Exclude the pictures, then repeat the remaining data exactly.
== EXTRACTED DATA
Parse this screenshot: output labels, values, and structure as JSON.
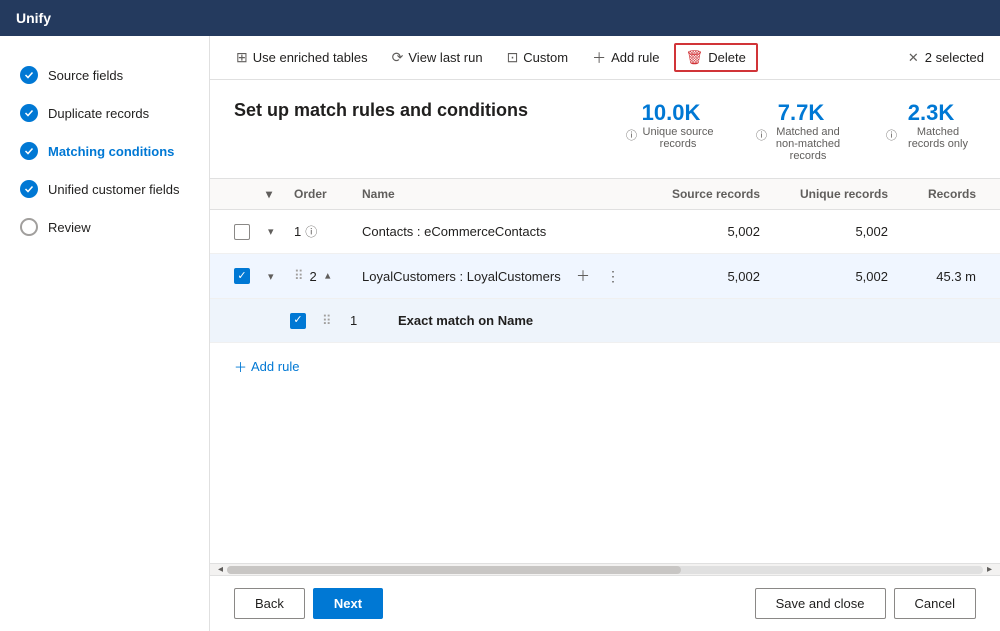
{
  "app": {
    "title": "Unify"
  },
  "sidebar": {
    "items": [
      {
        "id": "source-fields",
        "label": "Source fields",
        "checked": true,
        "active": false
      },
      {
        "id": "duplicate-records",
        "label": "Duplicate records",
        "checked": true,
        "active": false
      },
      {
        "id": "matching-conditions",
        "label": "Matching conditions",
        "checked": true,
        "active": true
      },
      {
        "id": "unified-customer-fields",
        "label": "Unified customer fields",
        "checked": true,
        "active": false
      },
      {
        "id": "review",
        "label": "Review",
        "checked": false,
        "active": false
      }
    ]
  },
  "toolbar": {
    "use_enriched_label": "Use enriched tables",
    "view_last_run_label": "View last run",
    "custom_label": "Custom",
    "add_rule_label": "Add rule",
    "delete_label": "Delete",
    "selected_count": "2 selected"
  },
  "content": {
    "title": "Set up match rules and conditions",
    "stats": [
      {
        "id": "unique-source",
        "value": "10.0K",
        "label": "Unique source records"
      },
      {
        "id": "matched-non-matched",
        "value": "7.7K",
        "label": "Matched and non-matched records"
      },
      {
        "id": "matched-only",
        "value": "2.3K",
        "label": "Matched records only"
      }
    ]
  },
  "table": {
    "headers": {
      "order": "Order",
      "name": "Name",
      "source_records": "Source records",
      "unique_records": "Unique records",
      "records": "Records"
    },
    "rows": [
      {
        "id": "row-contacts",
        "checked": false,
        "order": "1",
        "name": "Contacts : eCommerceContacts",
        "source_records": "5,002",
        "unique_records": "5,002",
        "records": "",
        "sub_rows": []
      },
      {
        "id": "row-loyal",
        "checked": true,
        "order": "2",
        "name": "LoyalCustomers : LoyalCustomers",
        "source_records": "5,002",
        "unique_records": "5,002",
        "records": "45.3 m",
        "sub_rows": [
          {
            "id": "sub-row-exact",
            "checked": true,
            "order": "1",
            "name": "Exact match on Name"
          }
        ]
      }
    ],
    "add_rule_label": "+ Add rule"
  },
  "footer": {
    "back_label": "Back",
    "next_label": "Next",
    "save_close_label": "Save and close",
    "cancel_label": "Cancel"
  }
}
====
- _EXPECTED ANSWER_:
Parse this screenshot: output labels, values, and structure as JSON.
{
  "app": {
    "title": "Unify"
  },
  "sidebar": {
    "items": [
      {
        "id": "source-fields",
        "label": "Source fields",
        "checked": true,
        "active": false
      },
      {
        "id": "duplicate-records",
        "label": "Duplicate records",
        "checked": true,
        "active": false
      },
      {
        "id": "matching-conditions",
        "label": "Matching conditions",
        "checked": true,
        "active": true
      },
      {
        "id": "unified-customer-fields",
        "label": "Unified customer fields",
        "checked": true,
        "active": false
      },
      {
        "id": "review",
        "label": "Review",
        "checked": false,
        "active": false
      }
    ]
  },
  "toolbar": {
    "use_enriched_label": "Use enriched tables",
    "view_last_run_label": "View last run",
    "custom_label": "Custom",
    "add_rule_label": "Add rule",
    "delete_label": "Delete",
    "selected_count": "2 selected"
  },
  "content": {
    "title": "Set up match rules and conditions",
    "stats": [
      {
        "id": "unique-source",
        "value": "10.0K",
        "label": "Unique source records"
      },
      {
        "id": "matched-non-matched",
        "value": "7.7K",
        "label": "Matched and non-matched records"
      },
      {
        "id": "matched-only",
        "value": "2.3K",
        "label": "Matched records only"
      }
    ]
  },
  "table": {
    "headers": {
      "order": "Order",
      "name": "Name",
      "source_records": "Source records",
      "unique_records": "Unique records",
      "records": "Records"
    },
    "rows": [
      {
        "id": "row-contacts",
        "checked": false,
        "order": "1",
        "name": "Contacts : eCommerceContacts",
        "source_records": "5,002",
        "unique_records": "5,002",
        "records": "",
        "sub_rows": []
      },
      {
        "id": "row-loyal",
        "checked": true,
        "order": "2",
        "name": "LoyalCustomers : LoyalCustomers",
        "source_records": "5,002",
        "unique_records": "5,002",
        "records": "45.3 m",
        "sub_rows": [
          {
            "id": "sub-row-exact",
            "checked": true,
            "order": "1",
            "name": "Exact match on Name"
          }
        ]
      }
    ],
    "add_rule_label": "+ Add rule"
  },
  "footer": {
    "back_label": "Back",
    "next_label": "Next",
    "save_close_label": "Save and close",
    "cancel_label": "Cancel"
  }
}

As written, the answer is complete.